[START OF Input data]
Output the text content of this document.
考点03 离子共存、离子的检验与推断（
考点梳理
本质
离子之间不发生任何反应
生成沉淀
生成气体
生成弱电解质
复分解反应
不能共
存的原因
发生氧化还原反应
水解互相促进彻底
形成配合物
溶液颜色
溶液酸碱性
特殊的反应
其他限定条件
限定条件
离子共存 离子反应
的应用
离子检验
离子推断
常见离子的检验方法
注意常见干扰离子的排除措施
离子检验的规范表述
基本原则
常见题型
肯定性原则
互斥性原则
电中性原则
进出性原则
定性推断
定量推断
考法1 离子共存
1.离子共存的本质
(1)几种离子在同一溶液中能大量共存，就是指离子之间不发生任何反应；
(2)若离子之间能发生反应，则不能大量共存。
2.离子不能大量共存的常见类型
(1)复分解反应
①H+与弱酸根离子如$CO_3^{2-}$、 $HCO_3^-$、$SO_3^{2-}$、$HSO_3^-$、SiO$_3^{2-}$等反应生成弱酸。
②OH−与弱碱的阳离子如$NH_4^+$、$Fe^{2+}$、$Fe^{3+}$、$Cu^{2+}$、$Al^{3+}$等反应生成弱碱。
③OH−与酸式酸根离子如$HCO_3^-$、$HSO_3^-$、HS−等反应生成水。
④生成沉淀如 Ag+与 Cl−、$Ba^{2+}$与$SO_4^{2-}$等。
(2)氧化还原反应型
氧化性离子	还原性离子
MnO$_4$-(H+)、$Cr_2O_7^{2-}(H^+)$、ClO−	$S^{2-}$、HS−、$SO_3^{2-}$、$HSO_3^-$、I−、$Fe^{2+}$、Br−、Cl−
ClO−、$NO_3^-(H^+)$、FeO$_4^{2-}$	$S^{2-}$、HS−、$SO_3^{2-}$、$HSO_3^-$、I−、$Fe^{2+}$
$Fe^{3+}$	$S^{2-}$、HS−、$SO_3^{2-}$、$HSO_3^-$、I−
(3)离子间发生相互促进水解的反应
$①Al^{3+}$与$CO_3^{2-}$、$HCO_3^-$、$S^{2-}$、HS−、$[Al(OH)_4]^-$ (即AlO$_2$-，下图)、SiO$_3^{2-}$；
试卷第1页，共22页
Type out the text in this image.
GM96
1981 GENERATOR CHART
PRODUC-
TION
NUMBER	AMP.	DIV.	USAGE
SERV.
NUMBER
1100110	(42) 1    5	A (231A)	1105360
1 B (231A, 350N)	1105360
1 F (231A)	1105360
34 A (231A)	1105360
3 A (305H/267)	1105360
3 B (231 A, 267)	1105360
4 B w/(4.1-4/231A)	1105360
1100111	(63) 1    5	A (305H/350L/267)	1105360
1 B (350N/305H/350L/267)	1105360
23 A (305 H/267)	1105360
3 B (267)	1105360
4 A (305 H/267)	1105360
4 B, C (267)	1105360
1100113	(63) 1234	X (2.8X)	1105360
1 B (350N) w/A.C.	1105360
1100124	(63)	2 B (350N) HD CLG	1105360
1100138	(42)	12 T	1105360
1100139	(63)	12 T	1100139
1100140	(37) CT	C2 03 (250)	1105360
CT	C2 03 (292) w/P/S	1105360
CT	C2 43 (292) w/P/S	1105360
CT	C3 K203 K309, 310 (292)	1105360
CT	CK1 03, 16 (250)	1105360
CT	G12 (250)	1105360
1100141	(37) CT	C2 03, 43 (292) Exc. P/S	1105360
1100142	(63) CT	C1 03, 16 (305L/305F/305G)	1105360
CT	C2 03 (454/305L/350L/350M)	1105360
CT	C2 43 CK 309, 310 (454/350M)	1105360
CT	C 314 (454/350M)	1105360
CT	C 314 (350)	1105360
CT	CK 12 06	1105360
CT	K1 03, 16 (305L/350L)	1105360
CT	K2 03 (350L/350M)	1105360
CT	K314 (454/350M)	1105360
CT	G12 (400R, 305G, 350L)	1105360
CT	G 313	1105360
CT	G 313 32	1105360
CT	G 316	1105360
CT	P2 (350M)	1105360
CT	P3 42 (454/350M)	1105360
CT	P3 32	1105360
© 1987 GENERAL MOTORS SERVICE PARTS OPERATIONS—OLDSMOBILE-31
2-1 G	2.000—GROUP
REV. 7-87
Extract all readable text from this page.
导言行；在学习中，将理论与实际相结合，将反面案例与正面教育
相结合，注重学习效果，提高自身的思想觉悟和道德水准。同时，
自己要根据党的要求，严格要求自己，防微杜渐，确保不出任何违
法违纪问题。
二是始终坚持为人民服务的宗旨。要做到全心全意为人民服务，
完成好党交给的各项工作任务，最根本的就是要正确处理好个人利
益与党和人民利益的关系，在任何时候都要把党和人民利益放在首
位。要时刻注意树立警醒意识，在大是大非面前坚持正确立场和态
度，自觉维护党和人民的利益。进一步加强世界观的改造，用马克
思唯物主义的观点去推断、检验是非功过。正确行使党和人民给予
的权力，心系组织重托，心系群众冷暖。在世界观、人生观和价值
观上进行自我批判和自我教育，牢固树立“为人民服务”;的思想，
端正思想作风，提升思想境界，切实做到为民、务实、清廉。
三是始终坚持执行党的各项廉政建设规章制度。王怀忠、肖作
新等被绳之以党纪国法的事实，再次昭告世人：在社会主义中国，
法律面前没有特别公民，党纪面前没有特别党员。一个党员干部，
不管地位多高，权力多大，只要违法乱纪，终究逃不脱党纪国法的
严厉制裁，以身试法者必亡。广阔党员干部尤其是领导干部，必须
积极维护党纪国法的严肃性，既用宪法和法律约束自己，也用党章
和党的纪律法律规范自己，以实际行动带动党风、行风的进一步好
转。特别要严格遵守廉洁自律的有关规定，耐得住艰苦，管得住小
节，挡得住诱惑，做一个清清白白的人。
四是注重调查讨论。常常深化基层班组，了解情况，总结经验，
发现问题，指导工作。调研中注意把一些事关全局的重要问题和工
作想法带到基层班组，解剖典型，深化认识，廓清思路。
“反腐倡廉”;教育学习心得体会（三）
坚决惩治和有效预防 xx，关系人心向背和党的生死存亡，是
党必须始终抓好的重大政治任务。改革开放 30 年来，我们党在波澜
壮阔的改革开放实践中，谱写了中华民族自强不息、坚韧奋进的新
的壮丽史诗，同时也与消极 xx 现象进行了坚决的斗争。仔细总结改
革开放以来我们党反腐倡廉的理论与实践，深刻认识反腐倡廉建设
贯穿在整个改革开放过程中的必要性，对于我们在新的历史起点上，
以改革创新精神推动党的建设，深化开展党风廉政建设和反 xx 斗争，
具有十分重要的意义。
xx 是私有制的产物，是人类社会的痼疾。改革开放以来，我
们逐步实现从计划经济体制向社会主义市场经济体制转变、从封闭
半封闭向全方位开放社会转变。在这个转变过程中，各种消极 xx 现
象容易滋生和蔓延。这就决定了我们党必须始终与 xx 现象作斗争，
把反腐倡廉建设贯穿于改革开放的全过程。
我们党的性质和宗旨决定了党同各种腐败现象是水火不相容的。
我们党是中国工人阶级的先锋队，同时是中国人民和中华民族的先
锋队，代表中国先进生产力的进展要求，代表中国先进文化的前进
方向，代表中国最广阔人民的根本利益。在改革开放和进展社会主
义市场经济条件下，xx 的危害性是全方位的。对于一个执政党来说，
[END OF Input data]
§ **Work to do**: Report how many lines in the records above contain the word "this", giving only the number.

§ **Final answer**: 3